[Records from a collection of figures]

==============================

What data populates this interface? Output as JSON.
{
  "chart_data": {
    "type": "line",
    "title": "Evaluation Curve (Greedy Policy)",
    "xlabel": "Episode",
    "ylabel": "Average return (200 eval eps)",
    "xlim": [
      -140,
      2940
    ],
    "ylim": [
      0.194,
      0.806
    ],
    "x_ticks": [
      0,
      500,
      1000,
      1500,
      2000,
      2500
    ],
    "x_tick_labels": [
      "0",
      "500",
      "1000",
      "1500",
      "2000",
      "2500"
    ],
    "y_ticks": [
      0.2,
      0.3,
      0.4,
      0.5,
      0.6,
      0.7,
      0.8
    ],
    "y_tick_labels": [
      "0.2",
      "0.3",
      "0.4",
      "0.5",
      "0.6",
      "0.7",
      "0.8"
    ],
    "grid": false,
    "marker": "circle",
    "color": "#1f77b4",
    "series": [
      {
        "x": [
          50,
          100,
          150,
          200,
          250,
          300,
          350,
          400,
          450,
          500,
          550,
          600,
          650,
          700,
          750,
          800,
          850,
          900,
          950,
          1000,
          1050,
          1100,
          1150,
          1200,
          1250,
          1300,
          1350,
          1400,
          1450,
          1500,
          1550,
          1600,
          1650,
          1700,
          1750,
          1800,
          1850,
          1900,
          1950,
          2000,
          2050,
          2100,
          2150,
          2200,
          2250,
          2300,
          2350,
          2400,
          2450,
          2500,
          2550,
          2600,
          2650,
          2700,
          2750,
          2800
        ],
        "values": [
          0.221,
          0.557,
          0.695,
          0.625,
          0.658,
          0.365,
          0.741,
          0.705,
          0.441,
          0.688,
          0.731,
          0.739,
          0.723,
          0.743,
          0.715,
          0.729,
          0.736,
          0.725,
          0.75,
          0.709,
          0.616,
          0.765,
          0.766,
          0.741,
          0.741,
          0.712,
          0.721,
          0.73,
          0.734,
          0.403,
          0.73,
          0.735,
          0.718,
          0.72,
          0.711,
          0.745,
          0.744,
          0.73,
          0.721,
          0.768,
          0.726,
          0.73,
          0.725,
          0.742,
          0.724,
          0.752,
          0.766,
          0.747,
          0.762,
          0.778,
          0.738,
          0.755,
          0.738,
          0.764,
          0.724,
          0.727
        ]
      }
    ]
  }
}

==============================

PROBLEM TO WORK ON: Restate every entry word for word.

RESPONSE FOR THIS EXERCISE:
What data populates this interface? Output as JSON.
{
  "chart_data": {
    "type": "line",
    "title": "Evaluation Curve (Greedy Policy)",
    "xlabel": "Episode",
    "ylabel": "Average return (200 eval eps)",
    "xlim": [
      -140,
      2940
    ],
    "ylim": [
      0.194,
      0.806
    ],
    "x_ticks": [
      0,
      500,
      1000,
      1500,
      2000,
      2500
    ],
    "x_tick_labels": [
      "0",
      "500",
      "1000",
      "1500",
      "2000",
      "2500"
    ],
    "y_ticks": [
      0.2,
      0.3,
      0.4,
      0.5,
      0.6,
      0.7,
      0.8
    ],
    "y_tick_labels": [
      "0.2",
      "0.3",
      "0.4",
      "0.5",
      "0.6",
      "0.7",
      "0.8"
    ],
    "grid": false,
    "marker": "circle",
    "color": "#1f77b4",
    "series": [
      {
        "x": [
          50,
          100,
          150,
          200,
          250,
          300,
          350,
          400,
          450,
          500,
          550,
          600,
          650,
          700,
          750,
          800,
          850,
          900,
          950,
          1000,
          1050,
          1100,
          1150,
          1200,
          1250,
          1300,
          1350,
          1400,
          1450,
          1500,
          1550,
          1600,
          1650,
          1700,
          1750,
          1800,
          1850,
          1900,
          1950,
          2000,
          2050,
          2100,
          2150,
          2200,
          2250,
          2300,
          2350,
          2400,
          2450,
          2500,
          2550,
          2600,
          2650,
          2700,
          2750,
          2800
        ],
        "values": [
          0.221,
          0.557,
          0.695,
          0.625,
          0.658,
          0.365,
          0.741,
          0.705,
          0.441,
          0.688,
          0.731,
          0.739,
          0.723,
          0.743,
          0.715,
          0.729,
          0.736,
          0.725,
          0.75,
          0.709,
          0.616,
          0.765,
          0.766,
          0.741,
          0.741,
          0.712,
          0.721,
          0.73,
          0.734,
          0.403,
          0.73,
          0.735,
          0.718,
          0.72,
          0.711,
          0.745,
          0.744,
          0.73,
          0.721,
          0.768,
          0.726,
          0.73,
          0.725,
          0.742,
          0.724,
          0.752,
          0.766,
          0.747,
          0.762,
          0.778,
          0.738,
          0.755,
          0.738,
          0.764,
          0.724,
          0.727
        ]
      }
    ]
  }
}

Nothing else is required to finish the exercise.